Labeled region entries
·····

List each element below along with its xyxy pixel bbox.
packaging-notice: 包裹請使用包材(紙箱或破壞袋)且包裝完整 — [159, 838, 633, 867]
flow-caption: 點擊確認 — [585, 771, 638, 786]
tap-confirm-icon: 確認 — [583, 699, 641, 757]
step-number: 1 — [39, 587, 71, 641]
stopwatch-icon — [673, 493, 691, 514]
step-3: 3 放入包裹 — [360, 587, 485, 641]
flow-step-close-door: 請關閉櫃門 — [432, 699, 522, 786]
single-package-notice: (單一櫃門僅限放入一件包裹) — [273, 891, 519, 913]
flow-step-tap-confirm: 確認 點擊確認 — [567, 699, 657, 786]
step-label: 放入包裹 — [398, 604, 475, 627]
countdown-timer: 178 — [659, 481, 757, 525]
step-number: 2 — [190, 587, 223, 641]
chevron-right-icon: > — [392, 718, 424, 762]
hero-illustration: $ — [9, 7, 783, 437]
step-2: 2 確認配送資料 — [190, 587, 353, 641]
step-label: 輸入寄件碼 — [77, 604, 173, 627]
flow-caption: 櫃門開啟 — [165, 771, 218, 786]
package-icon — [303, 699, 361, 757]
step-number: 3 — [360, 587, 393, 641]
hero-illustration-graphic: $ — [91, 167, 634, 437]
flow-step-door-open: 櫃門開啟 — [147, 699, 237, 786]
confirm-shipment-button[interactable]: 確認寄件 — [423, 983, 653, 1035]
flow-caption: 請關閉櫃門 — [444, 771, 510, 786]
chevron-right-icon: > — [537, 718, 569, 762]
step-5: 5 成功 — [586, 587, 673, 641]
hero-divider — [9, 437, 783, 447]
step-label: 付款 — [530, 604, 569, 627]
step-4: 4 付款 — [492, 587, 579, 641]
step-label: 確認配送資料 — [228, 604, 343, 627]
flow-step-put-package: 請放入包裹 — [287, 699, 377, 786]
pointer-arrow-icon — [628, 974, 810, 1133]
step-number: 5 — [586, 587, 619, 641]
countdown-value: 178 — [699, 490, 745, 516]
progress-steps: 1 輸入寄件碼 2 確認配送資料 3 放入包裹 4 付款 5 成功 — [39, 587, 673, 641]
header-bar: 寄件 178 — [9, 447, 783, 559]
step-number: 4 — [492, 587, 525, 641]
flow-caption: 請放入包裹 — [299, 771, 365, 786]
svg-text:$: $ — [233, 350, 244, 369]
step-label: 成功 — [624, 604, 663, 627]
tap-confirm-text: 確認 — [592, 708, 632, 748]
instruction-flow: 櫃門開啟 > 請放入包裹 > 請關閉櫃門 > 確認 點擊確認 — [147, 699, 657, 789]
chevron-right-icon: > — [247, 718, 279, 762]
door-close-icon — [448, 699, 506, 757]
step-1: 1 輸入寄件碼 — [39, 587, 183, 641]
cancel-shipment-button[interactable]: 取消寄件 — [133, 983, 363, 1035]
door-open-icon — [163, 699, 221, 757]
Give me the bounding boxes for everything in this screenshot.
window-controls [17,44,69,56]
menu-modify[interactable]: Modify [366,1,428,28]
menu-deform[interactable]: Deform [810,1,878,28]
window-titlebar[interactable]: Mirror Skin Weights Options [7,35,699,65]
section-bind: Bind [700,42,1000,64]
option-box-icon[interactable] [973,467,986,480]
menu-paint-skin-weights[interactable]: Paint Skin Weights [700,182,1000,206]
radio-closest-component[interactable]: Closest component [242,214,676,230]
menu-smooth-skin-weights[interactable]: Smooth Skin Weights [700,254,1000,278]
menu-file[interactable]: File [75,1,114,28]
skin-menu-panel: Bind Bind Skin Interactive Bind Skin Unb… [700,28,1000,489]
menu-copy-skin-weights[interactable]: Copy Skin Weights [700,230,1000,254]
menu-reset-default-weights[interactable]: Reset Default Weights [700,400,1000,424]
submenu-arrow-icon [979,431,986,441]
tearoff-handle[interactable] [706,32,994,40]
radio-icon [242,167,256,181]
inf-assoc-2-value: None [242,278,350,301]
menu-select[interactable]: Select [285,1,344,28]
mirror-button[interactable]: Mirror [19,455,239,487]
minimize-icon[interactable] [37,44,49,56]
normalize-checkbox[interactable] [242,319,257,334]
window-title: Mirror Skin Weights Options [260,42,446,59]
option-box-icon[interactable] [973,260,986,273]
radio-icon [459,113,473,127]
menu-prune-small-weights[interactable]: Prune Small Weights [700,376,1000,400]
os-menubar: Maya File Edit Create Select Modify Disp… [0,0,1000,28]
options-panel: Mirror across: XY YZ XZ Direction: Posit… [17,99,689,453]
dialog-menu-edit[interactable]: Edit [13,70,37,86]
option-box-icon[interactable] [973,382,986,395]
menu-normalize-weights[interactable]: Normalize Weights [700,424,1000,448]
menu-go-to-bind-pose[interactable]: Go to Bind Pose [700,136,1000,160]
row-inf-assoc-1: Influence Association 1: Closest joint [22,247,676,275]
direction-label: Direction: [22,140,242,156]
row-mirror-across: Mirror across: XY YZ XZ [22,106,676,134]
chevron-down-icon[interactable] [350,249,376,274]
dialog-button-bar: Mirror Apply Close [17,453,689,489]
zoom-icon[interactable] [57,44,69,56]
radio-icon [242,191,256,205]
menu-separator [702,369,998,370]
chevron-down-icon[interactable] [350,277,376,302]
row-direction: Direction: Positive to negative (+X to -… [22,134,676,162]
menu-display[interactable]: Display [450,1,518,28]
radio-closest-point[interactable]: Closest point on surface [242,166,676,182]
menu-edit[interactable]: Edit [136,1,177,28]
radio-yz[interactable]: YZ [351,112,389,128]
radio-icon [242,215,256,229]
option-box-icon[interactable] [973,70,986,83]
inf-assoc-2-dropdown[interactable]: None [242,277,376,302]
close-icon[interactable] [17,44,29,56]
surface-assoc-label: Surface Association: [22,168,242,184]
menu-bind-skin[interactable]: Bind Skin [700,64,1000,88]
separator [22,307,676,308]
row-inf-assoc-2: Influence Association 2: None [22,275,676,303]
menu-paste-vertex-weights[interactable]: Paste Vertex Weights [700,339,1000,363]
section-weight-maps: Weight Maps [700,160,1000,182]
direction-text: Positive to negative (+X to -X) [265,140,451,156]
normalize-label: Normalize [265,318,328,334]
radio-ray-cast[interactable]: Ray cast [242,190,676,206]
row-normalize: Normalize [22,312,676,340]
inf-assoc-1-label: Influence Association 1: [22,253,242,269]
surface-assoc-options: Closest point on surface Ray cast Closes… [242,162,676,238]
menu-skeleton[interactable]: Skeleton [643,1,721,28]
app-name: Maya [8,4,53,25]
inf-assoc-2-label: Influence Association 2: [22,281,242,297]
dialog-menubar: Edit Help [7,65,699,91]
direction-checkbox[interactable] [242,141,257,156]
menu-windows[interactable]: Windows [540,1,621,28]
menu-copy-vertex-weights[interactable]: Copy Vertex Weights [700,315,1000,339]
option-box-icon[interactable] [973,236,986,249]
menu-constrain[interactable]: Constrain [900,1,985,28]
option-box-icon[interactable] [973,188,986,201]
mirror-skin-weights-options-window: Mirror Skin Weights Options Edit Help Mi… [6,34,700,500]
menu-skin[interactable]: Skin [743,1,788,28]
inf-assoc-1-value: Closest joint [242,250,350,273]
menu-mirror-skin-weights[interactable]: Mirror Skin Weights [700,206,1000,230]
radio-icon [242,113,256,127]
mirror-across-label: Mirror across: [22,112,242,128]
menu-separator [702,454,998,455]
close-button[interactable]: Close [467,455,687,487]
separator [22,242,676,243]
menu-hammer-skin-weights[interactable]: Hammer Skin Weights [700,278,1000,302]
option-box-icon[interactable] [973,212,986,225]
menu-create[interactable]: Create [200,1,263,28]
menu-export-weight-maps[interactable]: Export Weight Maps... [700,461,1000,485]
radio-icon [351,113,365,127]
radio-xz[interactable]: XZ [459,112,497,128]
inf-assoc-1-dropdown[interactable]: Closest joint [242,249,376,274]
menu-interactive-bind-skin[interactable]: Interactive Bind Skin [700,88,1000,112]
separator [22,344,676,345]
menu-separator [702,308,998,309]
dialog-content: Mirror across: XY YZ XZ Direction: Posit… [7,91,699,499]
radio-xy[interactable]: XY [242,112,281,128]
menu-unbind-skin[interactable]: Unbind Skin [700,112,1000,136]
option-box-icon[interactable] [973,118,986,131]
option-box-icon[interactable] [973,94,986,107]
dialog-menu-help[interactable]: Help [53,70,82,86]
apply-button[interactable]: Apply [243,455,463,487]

·····

Pick out every line in the records above that contains the string "caption" and copy each of those lines in full.

§ Solution to the exercise:
flow-caption: 點擊確認 — [585, 771, 638, 786]
flow-caption: 櫃門開啟 — [165, 771, 218, 786]
flow-caption: 請關閉櫃門 — [444, 771, 510, 786]
flow-caption: 請放入包裹 — [299, 771, 365, 786]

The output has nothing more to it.